### To be done:
Go through the listing below and list every line with "berjari".

** BEGIN **

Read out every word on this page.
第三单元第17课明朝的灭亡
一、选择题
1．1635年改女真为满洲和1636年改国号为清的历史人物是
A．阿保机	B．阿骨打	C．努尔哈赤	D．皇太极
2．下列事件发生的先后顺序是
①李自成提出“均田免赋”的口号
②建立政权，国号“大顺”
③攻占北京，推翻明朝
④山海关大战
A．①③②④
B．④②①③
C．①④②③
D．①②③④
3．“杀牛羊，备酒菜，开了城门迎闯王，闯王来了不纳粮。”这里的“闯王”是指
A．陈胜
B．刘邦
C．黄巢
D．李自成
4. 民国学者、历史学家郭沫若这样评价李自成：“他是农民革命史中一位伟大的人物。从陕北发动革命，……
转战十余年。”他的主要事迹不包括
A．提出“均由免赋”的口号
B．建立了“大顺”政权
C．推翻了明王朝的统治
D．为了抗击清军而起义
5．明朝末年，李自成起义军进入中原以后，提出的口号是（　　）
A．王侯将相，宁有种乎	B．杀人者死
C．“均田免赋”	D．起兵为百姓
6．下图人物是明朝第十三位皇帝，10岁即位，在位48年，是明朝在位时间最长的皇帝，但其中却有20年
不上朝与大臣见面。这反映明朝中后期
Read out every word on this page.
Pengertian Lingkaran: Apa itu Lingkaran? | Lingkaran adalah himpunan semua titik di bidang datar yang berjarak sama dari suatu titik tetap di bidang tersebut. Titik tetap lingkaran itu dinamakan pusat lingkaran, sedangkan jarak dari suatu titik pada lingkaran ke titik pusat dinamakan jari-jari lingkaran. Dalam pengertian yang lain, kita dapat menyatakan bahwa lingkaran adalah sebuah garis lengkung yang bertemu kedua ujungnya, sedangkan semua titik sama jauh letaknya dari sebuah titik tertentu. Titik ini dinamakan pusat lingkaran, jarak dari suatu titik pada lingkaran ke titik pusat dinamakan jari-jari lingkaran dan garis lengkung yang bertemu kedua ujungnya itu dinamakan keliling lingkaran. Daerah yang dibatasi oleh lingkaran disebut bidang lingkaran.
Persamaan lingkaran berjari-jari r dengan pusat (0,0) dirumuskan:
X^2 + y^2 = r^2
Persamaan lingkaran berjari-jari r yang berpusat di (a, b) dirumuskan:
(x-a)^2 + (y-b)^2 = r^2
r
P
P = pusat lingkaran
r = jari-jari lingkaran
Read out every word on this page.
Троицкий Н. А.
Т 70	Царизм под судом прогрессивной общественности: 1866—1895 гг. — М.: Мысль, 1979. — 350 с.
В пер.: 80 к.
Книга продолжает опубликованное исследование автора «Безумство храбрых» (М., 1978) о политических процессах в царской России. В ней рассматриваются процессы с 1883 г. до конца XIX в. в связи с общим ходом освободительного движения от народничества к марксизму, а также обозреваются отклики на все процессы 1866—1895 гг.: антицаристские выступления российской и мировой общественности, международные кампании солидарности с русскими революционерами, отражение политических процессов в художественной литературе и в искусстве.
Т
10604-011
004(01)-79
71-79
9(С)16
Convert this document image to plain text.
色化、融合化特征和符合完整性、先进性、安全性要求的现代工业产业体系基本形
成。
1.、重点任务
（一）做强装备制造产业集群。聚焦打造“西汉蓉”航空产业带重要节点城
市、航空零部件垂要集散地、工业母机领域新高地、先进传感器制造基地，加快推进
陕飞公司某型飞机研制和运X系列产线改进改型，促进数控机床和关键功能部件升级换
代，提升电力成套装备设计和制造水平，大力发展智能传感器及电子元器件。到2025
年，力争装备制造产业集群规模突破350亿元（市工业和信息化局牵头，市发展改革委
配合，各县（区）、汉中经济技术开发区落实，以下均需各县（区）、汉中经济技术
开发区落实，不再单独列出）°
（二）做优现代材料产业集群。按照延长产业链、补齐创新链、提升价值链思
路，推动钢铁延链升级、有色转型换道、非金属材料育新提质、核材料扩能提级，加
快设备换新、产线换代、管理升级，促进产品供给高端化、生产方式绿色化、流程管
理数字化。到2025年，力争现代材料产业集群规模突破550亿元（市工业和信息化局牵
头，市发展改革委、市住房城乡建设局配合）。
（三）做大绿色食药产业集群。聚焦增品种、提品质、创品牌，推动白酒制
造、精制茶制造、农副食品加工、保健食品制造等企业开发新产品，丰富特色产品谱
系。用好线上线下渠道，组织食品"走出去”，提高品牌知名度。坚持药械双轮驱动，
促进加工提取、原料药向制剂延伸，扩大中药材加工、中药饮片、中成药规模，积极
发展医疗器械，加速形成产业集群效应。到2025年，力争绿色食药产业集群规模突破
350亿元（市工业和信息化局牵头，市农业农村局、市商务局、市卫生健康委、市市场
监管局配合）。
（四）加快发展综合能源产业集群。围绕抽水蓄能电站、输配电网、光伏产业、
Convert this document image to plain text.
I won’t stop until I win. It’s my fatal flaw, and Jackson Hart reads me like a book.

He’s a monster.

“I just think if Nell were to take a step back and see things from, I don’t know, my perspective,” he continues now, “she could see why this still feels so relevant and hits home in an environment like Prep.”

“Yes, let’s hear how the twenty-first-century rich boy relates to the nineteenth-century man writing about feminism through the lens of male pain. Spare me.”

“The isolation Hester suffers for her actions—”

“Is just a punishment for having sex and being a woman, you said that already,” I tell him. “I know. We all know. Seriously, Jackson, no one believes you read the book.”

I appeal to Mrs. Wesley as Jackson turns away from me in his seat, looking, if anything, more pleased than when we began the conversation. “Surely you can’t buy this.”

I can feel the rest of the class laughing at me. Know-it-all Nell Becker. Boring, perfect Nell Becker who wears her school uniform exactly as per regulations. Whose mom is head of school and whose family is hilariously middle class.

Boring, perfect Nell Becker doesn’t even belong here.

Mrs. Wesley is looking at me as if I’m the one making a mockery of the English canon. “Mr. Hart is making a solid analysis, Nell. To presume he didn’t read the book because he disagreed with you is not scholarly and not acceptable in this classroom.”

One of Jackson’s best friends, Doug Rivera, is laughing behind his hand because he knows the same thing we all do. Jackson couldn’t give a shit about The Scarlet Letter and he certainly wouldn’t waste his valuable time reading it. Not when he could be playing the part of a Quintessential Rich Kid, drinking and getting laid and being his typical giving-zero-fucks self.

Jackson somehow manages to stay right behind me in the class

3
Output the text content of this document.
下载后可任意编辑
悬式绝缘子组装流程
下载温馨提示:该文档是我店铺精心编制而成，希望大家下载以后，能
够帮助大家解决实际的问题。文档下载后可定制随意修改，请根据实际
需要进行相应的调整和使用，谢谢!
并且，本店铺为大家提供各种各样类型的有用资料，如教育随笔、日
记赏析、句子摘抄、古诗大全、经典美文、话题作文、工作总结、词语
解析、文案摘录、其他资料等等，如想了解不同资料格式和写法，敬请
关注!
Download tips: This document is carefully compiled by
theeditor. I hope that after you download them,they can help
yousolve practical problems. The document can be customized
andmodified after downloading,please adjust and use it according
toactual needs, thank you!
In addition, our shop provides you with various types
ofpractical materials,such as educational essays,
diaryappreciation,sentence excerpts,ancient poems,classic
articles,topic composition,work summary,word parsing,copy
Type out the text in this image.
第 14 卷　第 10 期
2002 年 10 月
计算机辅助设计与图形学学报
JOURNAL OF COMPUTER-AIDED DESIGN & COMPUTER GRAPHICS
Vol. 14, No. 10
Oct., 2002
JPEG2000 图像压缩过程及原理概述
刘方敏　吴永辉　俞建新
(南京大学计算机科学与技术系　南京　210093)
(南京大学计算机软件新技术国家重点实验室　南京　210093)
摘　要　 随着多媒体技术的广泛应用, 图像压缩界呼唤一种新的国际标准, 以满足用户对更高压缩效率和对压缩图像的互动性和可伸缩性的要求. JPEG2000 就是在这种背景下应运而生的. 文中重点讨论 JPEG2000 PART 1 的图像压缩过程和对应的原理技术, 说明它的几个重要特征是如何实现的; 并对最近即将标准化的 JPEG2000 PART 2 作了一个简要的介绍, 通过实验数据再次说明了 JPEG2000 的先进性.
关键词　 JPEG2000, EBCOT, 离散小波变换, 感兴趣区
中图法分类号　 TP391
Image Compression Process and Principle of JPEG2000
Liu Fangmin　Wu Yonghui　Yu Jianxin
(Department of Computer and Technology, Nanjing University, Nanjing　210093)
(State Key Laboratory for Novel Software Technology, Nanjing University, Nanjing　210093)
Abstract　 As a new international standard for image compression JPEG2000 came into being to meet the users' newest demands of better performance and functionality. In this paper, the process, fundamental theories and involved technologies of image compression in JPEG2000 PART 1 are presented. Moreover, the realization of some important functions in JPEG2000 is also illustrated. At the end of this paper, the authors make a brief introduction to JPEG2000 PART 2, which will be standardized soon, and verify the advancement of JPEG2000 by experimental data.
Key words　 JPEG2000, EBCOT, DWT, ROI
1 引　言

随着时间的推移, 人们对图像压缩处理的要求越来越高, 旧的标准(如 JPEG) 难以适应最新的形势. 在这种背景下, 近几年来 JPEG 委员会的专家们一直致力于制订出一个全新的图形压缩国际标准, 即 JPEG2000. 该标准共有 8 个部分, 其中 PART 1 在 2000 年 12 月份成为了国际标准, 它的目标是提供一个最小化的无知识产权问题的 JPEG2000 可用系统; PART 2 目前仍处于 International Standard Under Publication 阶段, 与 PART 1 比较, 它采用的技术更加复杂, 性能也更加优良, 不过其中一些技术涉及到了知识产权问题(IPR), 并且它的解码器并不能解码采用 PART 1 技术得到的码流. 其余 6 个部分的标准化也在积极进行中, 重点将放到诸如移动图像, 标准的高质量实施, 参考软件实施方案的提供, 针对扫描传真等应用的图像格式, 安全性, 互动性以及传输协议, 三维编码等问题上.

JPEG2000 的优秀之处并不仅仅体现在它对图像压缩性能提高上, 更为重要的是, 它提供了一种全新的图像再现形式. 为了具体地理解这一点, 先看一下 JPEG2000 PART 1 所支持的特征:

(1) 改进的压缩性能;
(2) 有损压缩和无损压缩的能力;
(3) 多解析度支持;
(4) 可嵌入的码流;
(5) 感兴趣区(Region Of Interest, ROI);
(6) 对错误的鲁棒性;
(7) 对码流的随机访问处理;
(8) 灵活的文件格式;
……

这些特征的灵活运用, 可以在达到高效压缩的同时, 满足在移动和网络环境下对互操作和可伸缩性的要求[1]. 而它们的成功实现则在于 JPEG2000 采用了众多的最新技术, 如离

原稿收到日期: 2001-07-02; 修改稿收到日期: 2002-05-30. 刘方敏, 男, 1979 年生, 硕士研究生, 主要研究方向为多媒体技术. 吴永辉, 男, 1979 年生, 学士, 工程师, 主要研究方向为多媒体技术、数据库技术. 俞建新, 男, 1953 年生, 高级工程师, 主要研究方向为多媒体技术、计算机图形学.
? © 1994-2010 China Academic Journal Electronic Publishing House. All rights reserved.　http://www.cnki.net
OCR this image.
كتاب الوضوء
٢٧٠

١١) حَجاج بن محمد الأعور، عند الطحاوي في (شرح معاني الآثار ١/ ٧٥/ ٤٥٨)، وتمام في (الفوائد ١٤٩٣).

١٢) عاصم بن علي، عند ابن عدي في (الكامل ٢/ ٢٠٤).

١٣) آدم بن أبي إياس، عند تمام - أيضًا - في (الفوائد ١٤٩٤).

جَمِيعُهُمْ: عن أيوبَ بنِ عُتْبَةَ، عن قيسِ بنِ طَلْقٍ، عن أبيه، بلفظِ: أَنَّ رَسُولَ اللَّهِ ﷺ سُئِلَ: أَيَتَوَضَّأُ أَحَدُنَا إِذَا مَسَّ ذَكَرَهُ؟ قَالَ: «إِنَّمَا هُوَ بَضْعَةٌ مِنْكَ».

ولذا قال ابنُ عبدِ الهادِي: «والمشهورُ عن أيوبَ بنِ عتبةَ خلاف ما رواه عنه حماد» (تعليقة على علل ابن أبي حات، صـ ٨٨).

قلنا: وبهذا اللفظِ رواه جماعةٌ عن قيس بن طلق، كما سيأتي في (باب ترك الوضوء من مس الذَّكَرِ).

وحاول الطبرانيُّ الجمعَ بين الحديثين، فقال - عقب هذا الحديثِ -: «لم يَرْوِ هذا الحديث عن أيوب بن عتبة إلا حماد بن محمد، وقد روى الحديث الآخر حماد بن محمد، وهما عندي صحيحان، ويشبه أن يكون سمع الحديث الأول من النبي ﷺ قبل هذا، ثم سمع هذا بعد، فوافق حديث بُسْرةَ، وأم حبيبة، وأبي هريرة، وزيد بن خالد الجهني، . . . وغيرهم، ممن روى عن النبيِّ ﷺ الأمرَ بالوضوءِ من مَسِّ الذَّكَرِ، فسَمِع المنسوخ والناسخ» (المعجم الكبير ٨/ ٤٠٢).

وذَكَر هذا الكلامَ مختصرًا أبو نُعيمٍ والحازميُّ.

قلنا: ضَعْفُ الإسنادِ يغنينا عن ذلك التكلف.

** END **

### Answer to this exercise:
Persamaan lingkaran berjari-jari r dengan pusat (0,0) dirumuskan:
Persamaan lingkaran berjari-jari r yang berpusat di (a, b) dirumuskan:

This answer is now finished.